Page excerpt
_ _ _ _ _

Keep reading, working your faith, and growing. God lives. If you don't know that for sure yet, you can find out!
Ar mīlestību (With love),
Elder Argyle
( >/°¥< )

Wednesday, September 16, 2009

Sept 16: Baltic Chŗonīcļe:

From: Jordan Argyle
Date: Wed, Sep 16, 2009 at 5:42 AM
Subject: Baltic Chŗonīcļe:

Faith's way neat, isn't it? I've been exercising a lot more faith recently in finding people to teach. Usually, I kinda hope that we'll find somebody in a dome (māja...building complex--er apartments. Whatever. The things in the pictures), and I'm not really confident that there are people there. But recently, I've been praying while we're in a place, and telling God that I feel there is somebody here--and a plea to guide me to them. The past two times in a row when I've done that, almost as soon as I told the Lord I had that confidence, and ended my prayer, a door opened and the person let us in. It's been amazing to see that just having that confidence in the unseen can lead to such occurrences. I love it!

All: 94,122 (73.41KM).

First: Pictures:
Top--Knocking on the edge of Satiskmes mikrorajons. See the rainbow?
Next--Knocking on the other edge of Satiskmes mikrorajons, facing the direction of where the first picture was taken. You can see the evening light bathing Satiksmes mikrorajona most dense spot. These are the domes (Russian: Доме. It's māja in Latvian. It means home), and there are usually some 72-120 apartments (dzivoklis is one in Latvian) in each one. How interesting is it that this urban scene, which before would not have been too wonderful to me, now is remarkably beautiful to me? Anyway, here are a few views of gorgeous Latvia.

_ _ _ _ _

[Lines of data]
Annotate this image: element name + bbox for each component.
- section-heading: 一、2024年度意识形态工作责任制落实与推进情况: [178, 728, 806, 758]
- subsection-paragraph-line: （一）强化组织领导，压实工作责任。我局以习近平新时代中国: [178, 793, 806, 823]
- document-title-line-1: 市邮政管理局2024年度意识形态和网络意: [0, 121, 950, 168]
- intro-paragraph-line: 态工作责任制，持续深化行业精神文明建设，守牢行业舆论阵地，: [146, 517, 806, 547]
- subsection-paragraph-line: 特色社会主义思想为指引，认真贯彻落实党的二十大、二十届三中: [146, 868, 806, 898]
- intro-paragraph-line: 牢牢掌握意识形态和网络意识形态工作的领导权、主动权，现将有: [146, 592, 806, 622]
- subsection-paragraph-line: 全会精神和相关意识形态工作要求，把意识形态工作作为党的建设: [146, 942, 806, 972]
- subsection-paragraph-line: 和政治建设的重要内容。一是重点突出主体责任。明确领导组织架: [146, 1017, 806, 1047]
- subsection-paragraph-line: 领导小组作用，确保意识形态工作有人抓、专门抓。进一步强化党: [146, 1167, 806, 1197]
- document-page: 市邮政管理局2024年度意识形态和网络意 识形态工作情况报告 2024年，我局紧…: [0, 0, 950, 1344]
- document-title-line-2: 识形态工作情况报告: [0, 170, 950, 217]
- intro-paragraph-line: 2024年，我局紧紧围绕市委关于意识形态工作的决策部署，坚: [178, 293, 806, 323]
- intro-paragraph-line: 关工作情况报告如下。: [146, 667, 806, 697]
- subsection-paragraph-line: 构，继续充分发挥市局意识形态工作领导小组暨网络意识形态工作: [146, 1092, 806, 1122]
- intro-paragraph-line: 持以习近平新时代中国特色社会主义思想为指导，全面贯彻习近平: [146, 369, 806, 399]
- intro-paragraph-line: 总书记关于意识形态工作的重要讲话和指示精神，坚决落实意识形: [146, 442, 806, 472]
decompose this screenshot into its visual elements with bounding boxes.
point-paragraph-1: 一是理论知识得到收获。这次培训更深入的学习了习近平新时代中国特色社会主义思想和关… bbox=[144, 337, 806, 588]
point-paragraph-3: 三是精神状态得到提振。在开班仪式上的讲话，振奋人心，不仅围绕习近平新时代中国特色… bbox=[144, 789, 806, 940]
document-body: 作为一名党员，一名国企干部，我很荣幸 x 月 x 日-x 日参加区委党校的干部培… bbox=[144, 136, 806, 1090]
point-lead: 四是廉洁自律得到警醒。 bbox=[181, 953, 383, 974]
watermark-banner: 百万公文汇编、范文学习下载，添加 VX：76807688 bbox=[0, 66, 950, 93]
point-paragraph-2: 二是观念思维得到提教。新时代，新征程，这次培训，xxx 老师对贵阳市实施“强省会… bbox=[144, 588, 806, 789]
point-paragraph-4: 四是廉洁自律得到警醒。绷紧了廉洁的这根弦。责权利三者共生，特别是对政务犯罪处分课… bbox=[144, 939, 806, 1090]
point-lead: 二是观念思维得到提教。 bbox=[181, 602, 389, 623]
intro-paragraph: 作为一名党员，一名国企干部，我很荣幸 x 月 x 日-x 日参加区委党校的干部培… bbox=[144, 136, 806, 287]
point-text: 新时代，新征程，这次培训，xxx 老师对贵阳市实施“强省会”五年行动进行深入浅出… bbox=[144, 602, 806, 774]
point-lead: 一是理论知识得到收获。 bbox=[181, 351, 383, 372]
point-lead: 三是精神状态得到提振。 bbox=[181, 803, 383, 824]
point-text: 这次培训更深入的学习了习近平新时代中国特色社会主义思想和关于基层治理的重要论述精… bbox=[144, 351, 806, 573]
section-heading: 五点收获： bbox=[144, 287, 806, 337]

_ _ _ _ _

Set tasks
(1) List each Latvian word or phrase in the Baltic Chronicle excerpt that is given an English meaning, along with that meaning.
(2) Continue the Baltic Chronicle excerpt from the point where it stops.
The rows are separate material and have no connection to the Baltic Chronicle excerpt.

Expected outputs
(1)
- "Ar mīlestību": With love
- "māja": home (also described as a building complex or apartments)
- "dzivoklis": one apartment

(2)
Third--It was the 150th birthday of Jānis Čakste (the first president of Latvia). So, the current president came down, and there was a big hubbub by the statue of Jānis. Here's a scene from it--we only took a few pictures, then left to go knocking before the real show started, so...whatev. But we taught an amazing lesson...More on that, later.

* The tiny apartment in the church will be for only one companionship. It's a small bedroom (with two beds (couches)) and a wardrobe; it'll have not much room to roam. The apartment is actually a wing of the church--it's maybe 60 m^2 or less, I would guess, with most of that being a corridor and kitchen. We will be the caretakers of it. We do have a great apartment now, because the lady has been so good to us. I'm a little nervous to find out what will happen when I have to tell her that we're moving out. This one will be a little more expensive than the one I'm in now, but it's part of the church building, which is a lot better quality for our money. We would be moving in in 3.5 weeks (if all works out).
* Yes. Mission president. He does a lot. He visits the branches of the three different countries of the mission (Latvia, Lithuania and Estonia), and speaks in each when he's there (there's seven of those in Latvia alone). Since there isn't a stake here, he also does everything that a stake president would do. Plus he coordinates all activities between missionaries and the members through the district presidency. And then he still has all kinds of other things to worry about--oh, and he is responsible to lead all the missionaries in the Baltics to find and baptize and retain worthy investigators. Add all of that together, and he's a pretty busy guy.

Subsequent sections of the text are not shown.